Dataset records:

—————

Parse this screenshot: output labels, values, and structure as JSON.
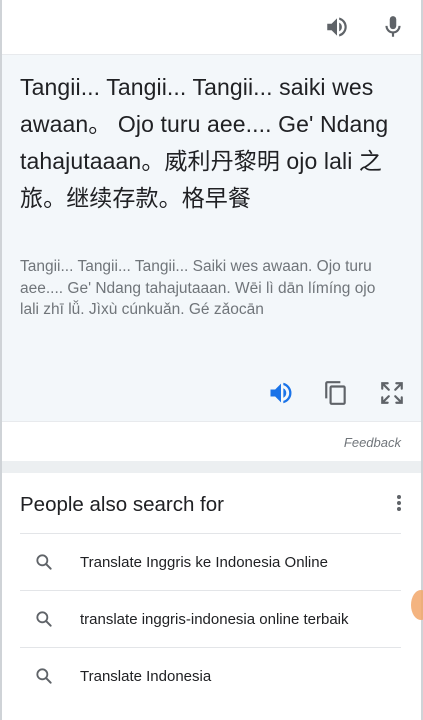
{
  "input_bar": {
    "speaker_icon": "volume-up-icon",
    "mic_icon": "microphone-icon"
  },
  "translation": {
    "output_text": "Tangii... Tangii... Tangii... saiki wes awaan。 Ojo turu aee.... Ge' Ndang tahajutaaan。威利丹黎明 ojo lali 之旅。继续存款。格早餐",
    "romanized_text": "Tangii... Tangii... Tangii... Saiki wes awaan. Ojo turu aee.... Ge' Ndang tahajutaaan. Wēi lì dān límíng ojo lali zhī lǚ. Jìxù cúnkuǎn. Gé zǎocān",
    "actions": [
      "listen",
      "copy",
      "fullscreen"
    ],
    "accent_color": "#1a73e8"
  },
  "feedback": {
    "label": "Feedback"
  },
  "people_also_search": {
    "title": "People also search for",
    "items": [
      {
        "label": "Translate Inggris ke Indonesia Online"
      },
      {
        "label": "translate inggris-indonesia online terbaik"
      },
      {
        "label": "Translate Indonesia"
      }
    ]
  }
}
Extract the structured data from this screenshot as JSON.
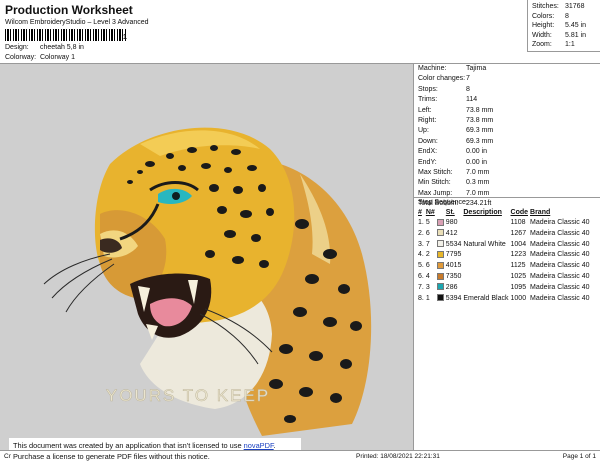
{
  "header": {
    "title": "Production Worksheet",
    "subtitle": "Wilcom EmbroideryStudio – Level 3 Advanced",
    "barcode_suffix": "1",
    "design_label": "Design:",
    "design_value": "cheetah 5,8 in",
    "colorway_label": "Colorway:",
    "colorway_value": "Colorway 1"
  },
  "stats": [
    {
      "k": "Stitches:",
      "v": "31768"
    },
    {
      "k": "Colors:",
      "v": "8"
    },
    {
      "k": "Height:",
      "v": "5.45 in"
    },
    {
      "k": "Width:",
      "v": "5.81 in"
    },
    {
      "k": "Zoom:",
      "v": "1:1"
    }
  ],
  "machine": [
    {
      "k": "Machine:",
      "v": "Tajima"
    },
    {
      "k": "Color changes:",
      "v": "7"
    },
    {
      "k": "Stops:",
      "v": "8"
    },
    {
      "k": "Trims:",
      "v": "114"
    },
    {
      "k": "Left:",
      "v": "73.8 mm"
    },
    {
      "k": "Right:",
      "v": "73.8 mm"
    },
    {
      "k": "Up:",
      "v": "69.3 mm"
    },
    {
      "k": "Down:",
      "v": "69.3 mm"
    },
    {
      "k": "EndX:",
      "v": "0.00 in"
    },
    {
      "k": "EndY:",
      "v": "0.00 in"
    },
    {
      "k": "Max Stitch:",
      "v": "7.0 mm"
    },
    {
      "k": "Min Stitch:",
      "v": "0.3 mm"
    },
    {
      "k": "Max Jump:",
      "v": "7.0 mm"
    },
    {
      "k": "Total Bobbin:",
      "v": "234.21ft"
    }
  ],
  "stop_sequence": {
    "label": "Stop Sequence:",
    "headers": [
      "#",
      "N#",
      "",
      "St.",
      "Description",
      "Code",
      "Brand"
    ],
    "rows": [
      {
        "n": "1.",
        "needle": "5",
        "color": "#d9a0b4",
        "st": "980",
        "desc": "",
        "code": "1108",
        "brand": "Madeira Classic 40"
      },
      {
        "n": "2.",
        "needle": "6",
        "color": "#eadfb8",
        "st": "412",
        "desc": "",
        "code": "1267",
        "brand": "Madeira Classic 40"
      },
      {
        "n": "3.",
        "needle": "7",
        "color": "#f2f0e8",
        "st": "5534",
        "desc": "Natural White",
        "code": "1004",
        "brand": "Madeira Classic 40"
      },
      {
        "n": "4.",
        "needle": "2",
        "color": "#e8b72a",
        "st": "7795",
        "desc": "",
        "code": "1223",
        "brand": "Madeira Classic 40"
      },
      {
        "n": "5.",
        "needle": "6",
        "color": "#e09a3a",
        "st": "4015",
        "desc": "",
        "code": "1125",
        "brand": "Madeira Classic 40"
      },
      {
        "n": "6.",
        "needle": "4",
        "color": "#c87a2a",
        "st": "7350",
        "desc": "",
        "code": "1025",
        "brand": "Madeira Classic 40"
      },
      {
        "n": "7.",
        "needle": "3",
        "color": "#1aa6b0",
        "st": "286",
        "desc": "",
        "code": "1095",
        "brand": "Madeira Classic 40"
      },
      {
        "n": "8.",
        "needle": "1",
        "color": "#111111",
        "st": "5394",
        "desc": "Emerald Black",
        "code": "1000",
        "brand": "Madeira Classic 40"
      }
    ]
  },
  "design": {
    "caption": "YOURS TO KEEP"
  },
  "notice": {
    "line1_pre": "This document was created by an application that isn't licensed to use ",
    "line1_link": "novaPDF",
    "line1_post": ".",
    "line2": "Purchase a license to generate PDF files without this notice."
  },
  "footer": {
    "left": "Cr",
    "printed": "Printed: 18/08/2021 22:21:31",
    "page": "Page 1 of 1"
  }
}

—————

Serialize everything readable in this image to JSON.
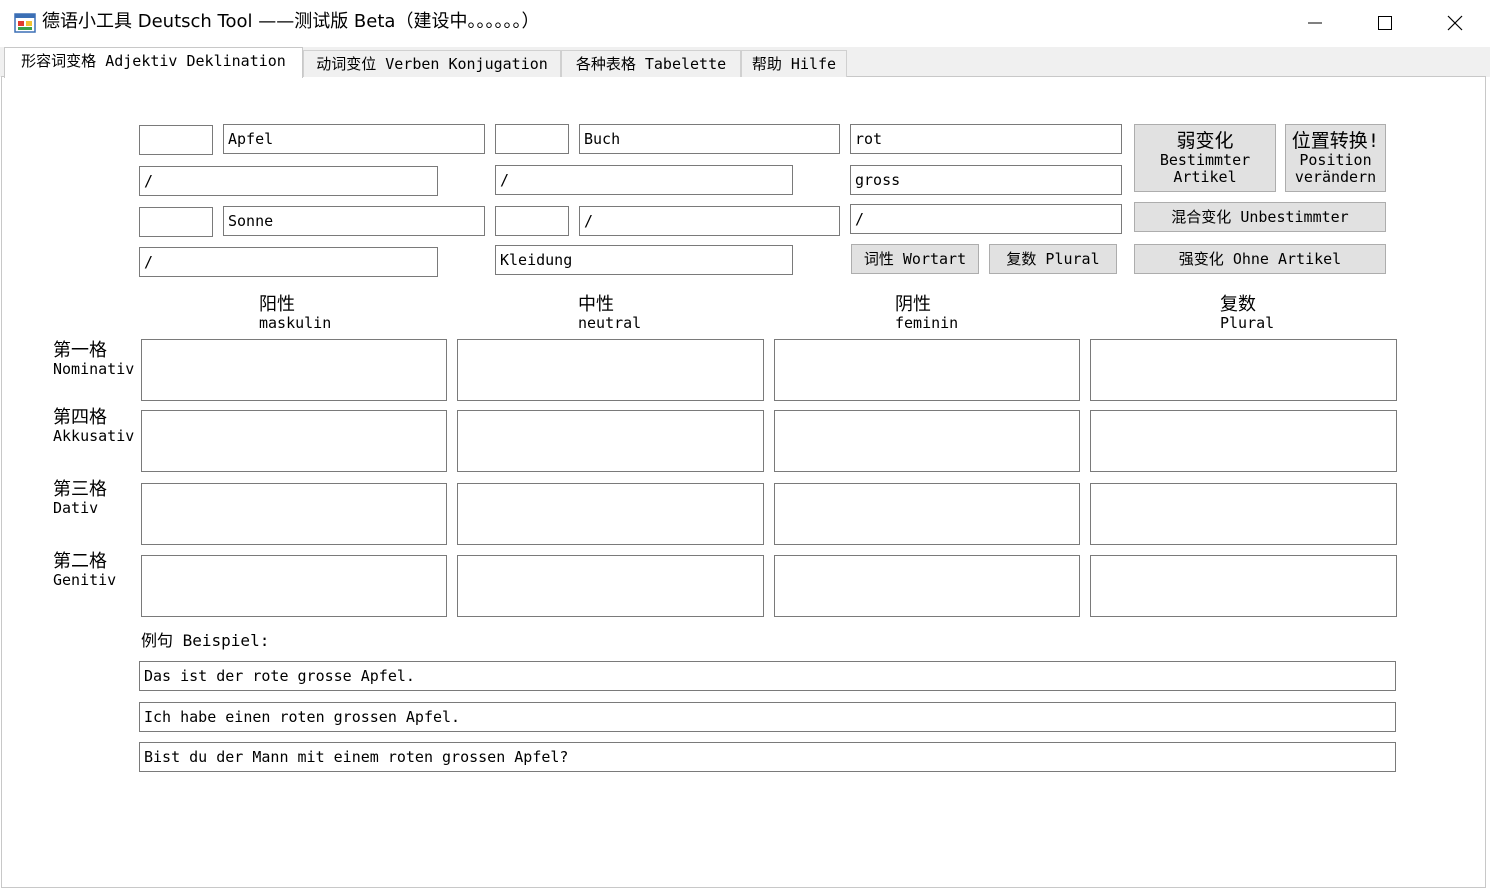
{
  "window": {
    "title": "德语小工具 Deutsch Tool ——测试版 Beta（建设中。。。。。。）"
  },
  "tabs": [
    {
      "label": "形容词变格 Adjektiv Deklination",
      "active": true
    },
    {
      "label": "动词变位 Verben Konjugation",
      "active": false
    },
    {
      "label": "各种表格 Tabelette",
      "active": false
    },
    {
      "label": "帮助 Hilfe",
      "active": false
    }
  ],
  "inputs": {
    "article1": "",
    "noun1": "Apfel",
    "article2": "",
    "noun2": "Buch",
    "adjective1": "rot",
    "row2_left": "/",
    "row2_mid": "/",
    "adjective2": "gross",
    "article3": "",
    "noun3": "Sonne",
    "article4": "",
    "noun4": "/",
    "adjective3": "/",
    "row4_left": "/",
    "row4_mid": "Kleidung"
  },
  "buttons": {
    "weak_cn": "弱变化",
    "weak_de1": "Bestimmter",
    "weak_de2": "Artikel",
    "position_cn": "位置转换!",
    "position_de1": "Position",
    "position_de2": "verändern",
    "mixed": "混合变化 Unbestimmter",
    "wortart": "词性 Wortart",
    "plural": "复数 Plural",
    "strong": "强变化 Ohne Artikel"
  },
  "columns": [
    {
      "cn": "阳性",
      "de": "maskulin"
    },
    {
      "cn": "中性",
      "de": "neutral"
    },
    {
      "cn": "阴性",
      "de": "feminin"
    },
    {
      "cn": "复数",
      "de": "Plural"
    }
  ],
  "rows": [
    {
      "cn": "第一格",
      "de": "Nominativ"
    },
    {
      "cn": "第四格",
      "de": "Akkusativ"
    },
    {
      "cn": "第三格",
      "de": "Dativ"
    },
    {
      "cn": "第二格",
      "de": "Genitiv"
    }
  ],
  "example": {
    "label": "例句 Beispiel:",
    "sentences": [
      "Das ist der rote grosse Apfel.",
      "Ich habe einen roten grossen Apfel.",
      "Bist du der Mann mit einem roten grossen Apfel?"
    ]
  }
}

—————

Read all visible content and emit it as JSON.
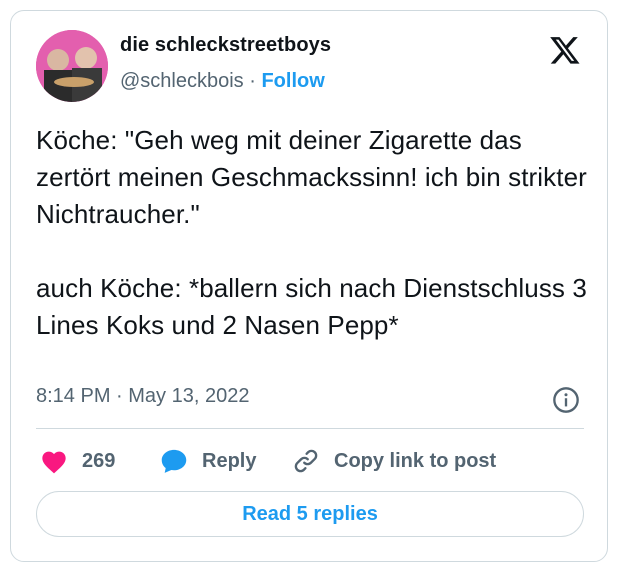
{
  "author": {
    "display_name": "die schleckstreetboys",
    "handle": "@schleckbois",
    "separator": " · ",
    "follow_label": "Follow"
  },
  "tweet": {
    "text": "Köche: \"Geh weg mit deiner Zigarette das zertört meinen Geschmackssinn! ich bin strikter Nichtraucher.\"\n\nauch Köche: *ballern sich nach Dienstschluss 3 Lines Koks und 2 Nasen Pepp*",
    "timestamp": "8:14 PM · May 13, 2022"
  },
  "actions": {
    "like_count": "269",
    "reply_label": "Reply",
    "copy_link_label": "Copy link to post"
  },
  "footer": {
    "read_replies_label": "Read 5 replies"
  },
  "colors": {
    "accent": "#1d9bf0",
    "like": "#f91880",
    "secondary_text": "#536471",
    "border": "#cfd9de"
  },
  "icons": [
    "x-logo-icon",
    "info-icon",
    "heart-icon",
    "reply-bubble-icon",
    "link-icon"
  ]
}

—————

→ GIVEN PROBLEM: Work out the number of lines above that include the string "Artikel" and write only that number.

→ EXERCISE SOLUTION: 2